▶ _TEXT EXCERPT_:

<<<<

Beijing administers all its claimed land and waters in the region from the Sansha City prefectural government office that was set up on Woody in 2012. The city office is the building with the silvery dome on the right-hand side of the picture.

Vietnam, which calls Woody Island Phi Lam Island, and Taiwan also have territorial claims derived from previous occupants. Reports that the PLA has deployed two HQ-9 surface-to-air missile batteries on the island lend credence to the notion that Beijing is gradually stepping up its militarization of the contested waters of the South China Sea.

Last year, it flew J-11 military jets onto the island, whose airstrip is capable of landing China’s fourth-generation military aircraft. At the same time, it is believed that the newest nuclear submarines that China is building will be based at the PLA-Navy’s Yulin base on Hainan Island only 400 kilometers away and where there are underground pens for some 20 submarines as well as space to dock an aircraft carrier.

Woody could serve as a forward defense base for Yulin should it come to an air attack on the base. Yulin is of increasing strategic important as it offers a quicker route to the deep water passages to the Pacific than the PLA-Navy’s northern Xiaopingdao base. The PLA-N needs that rapid blue-water access if its subs are to be a credible second-strike nuclear deterrent.

The HQ-9 is a medium-to-long-range anti-aircraft missile that can be launched from the back of a heavy-duty military truck on land as well as from a destroyer at sea. An HQ-9 land-based battery would have accompanying power generation and radar trucks, the radar being capable of detecting both low altitude and stealth targets.

The arrays seen in the satellite images taken last weekend that have caused the latest stir are positioned to defend the approaches to Yulin.

>>>>

▶ _TASK 1_: Repeat the Woody Island passage between "Vietnam, which calls" and "an aircraft carrier.", inclusive.
The Woody Island passage and the records are unrelated.

▶ _THE RECORDS_:

<<<<

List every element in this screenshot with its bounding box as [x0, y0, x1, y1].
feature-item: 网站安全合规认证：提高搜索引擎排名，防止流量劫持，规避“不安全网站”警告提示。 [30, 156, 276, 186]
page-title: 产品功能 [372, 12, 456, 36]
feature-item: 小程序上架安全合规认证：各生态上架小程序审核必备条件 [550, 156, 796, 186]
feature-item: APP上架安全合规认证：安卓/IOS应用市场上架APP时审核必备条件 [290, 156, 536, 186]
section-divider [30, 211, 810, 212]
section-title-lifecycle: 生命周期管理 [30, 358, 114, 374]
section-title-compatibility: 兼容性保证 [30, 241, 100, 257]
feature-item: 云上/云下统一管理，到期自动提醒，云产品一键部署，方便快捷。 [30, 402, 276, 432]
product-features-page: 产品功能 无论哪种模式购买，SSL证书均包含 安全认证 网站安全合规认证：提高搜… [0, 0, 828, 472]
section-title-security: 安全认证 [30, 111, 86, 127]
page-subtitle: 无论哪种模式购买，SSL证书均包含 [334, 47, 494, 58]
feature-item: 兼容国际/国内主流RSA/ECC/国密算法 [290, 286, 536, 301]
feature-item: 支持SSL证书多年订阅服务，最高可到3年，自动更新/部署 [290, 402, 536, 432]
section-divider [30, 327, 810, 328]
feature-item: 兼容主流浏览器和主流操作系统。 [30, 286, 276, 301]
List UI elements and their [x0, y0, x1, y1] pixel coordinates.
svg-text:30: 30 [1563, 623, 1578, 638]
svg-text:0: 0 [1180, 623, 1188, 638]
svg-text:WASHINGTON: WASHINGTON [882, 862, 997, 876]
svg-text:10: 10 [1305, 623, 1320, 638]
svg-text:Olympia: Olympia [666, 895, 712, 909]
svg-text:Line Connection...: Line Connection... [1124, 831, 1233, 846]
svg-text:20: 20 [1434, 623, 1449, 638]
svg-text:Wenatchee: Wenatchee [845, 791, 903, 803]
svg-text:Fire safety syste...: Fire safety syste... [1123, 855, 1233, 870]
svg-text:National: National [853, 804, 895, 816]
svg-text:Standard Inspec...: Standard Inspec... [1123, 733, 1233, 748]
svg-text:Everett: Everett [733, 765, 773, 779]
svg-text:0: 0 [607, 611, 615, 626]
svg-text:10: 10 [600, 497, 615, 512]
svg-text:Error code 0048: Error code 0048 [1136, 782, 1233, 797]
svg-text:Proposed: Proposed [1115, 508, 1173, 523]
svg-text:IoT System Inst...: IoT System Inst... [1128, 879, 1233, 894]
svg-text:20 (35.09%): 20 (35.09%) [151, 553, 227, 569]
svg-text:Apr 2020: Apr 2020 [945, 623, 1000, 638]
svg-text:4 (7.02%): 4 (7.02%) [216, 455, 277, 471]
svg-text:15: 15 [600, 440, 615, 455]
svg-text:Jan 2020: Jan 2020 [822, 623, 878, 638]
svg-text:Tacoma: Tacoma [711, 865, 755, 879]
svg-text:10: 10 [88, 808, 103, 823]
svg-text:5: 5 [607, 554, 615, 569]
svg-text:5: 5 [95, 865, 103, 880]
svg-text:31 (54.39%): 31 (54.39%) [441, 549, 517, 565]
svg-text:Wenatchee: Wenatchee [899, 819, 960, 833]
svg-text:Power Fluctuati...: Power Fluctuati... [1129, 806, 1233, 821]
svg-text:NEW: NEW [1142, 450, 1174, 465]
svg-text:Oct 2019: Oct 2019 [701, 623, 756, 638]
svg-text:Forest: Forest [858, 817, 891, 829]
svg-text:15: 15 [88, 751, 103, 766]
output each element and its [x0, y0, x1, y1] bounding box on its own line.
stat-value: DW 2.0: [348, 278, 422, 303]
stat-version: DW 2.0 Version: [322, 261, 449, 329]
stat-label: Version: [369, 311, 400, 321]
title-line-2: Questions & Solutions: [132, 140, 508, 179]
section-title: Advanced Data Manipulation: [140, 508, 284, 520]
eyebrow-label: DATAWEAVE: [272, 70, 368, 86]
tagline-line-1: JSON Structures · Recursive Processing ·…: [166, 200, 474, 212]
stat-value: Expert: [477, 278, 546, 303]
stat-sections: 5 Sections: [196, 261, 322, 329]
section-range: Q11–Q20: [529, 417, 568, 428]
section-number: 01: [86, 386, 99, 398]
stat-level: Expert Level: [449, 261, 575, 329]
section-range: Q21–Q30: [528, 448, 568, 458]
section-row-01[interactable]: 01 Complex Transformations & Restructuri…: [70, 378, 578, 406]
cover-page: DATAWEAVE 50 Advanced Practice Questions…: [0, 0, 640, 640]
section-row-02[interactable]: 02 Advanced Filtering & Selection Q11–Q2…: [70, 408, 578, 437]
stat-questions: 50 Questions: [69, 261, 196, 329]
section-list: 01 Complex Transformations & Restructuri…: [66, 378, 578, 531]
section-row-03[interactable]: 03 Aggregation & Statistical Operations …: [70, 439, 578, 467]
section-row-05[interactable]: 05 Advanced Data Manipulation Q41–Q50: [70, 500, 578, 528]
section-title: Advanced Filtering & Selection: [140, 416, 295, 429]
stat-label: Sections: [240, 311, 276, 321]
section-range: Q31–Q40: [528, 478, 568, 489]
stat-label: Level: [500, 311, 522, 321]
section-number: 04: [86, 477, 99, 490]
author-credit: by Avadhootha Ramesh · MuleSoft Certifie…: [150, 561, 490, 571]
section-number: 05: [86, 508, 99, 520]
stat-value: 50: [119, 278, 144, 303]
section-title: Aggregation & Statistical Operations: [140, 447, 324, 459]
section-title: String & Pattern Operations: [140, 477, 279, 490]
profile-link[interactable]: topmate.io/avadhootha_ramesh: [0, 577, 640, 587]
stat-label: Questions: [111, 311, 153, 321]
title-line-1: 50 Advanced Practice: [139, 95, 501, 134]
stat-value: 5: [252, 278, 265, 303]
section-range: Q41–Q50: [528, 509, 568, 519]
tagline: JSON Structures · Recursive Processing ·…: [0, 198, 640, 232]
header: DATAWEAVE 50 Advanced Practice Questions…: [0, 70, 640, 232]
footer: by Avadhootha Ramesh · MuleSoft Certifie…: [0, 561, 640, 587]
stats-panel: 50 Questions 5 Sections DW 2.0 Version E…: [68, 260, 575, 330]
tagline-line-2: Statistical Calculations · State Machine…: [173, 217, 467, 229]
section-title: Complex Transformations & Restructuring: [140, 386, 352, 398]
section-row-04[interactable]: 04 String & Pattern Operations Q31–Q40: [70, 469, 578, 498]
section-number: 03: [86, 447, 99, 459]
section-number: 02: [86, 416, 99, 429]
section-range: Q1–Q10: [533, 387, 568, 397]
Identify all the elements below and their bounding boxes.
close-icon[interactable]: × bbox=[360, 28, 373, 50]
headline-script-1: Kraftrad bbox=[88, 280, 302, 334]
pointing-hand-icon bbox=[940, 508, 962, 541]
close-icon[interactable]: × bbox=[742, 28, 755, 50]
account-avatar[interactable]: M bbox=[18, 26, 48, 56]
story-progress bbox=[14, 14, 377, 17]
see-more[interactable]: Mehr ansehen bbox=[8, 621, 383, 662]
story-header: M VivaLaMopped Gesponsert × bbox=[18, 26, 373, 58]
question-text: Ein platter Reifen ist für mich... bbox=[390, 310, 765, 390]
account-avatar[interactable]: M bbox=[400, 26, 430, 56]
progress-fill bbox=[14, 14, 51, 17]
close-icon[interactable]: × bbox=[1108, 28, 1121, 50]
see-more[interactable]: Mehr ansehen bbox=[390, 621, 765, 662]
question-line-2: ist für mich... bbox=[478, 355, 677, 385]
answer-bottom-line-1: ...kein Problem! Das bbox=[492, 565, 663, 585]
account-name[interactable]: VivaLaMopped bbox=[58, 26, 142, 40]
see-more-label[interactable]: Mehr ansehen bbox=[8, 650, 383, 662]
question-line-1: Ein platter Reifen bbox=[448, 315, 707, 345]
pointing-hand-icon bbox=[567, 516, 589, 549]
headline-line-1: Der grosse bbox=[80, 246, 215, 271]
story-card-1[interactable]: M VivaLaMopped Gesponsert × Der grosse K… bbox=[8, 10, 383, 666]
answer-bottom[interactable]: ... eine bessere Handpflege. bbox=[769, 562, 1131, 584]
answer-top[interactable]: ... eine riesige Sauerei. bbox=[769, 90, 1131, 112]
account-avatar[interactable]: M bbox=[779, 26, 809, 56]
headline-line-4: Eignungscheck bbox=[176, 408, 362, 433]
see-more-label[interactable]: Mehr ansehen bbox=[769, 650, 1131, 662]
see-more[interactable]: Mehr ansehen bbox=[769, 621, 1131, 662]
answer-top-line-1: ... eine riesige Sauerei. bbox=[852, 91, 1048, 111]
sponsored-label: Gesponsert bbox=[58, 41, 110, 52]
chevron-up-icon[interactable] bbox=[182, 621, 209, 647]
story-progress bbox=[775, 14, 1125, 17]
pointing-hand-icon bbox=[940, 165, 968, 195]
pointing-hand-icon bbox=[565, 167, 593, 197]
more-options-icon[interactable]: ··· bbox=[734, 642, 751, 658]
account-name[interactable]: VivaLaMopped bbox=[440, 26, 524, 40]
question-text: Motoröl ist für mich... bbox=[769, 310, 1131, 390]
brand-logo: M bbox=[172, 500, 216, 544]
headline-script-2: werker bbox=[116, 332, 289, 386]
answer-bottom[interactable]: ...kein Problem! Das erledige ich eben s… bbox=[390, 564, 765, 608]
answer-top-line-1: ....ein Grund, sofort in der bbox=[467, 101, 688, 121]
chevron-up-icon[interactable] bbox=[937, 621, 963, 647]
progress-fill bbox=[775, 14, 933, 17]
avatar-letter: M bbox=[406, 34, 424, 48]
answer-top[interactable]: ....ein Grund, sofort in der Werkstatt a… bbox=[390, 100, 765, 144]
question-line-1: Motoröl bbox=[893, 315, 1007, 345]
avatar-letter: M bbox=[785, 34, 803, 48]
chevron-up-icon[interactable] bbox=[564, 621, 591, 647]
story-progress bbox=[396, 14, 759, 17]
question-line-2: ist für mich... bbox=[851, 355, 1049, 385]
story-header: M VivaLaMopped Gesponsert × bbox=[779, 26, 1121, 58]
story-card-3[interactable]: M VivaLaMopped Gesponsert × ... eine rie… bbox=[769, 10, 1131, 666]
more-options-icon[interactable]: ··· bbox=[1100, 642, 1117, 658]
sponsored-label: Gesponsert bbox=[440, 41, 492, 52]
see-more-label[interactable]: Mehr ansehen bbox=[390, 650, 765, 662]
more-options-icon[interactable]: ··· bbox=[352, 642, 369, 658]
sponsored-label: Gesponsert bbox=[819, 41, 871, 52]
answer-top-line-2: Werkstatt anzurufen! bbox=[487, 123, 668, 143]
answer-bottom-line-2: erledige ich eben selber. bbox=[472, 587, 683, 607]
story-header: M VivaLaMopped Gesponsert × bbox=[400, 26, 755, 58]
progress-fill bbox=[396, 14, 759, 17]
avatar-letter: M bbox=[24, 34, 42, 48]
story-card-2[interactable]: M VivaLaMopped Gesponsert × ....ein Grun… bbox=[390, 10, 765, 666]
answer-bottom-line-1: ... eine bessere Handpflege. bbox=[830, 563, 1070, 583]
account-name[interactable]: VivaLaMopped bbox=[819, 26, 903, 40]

>>>>

▶ _TASK 2_: Swap "section-divider" for "divider-line" in the records from their first line through the line holding "svg-text:20: 20 [1434, 623, 1449, 638]", inclusive. Return only those lines, with everything else unchanged.

▶ _COMPLETE OUTPUT 1_:
Vietnam, which calls Woody Island Phi Lam Island, and Taiwan also have territorial claims derived from previous occupants. Reports that the PLA has deployed two HQ-9 surface-to-air missile batteries on the island lend credence to the notion that Beijing is gradually stepping up its militarization of the contested waters of the South China Sea.

Last year, it flew J-11 military jets onto the island, whose airstrip is capable of landing China’s fourth-generation military aircraft. At the same time, it is believed that the newest nuclear submarines that China is building will be based at the PLA-Navy’s Yulin base on Hainan Island only 400 kilometers away and where there are underground pens for some 20 submarines as well as space to dock an aircraft carrier.

▶ _COMPLETE OUTPUT 2_:
List every element in this screenshot with its bounding box as [x0, y0, x1, y1].
feature-item: 网站安全合规认证：提高搜索引擎排名，防止流量劫持，规避“不安全网站”警告提示。 [30, 156, 276, 186]
page-title: 产品功能 [372, 12, 456, 36]
feature-item: 小程序上架安全合规认证：各生态上架小程序审核必备条件 [550, 156, 796, 186]
feature-item: APP上架安全合规认证：安卓/IOS应用市场上架APP时审核必备条件 [290, 156, 536, 186]
divider-line [30, 211, 810, 212]
section-title-lifecycle: 生命周期管理 [30, 358, 114, 374]
section-title-compatibility: 兼容性保证 [30, 241, 100, 257]
feature-item: 云上/云下统一管理，到期自动提醒，云产品一键部署，方便快捷。 [30, 402, 276, 432]
product-features-page: 产品功能 无论哪种模式购买，SSL证书均包含 安全认证 网站安全合规认证：提高搜… [0, 0, 828, 472]
section-title-security: 安全认证 [30, 111, 86, 127]
page-subtitle: 无论哪种模式购买，SSL证书均包含 [334, 47, 494, 58]
feature-item: 兼容国际/国内主流RSA/ECC/国密算法 [290, 286, 536, 301]
feature-item: 支持SSL证书多年订阅服务，最高可到3年，自动更新/部署 [290, 402, 536, 432]
divider-line [30, 327, 810, 328]
feature-item: 兼容主流浏览器和主流操作系统。 [30, 286, 276, 301]
List UI elements and their [x0, y0, x1, y1] pixel coordinates.
svg-text:30: 30 [1563, 623, 1578, 638]
svg-text:0: 0 [1180, 623, 1188, 638]
svg-text:WASHINGTON: WASHINGTON [882, 862, 997, 876]
svg-text:10: 10 [1305, 623, 1320, 638]
svg-text:Olympia: Olympia [666, 895, 712, 909]
svg-text:Line Connection...: Line Connection... [1124, 831, 1233, 846]
svg-text:20: 20 [1434, 623, 1449, 638]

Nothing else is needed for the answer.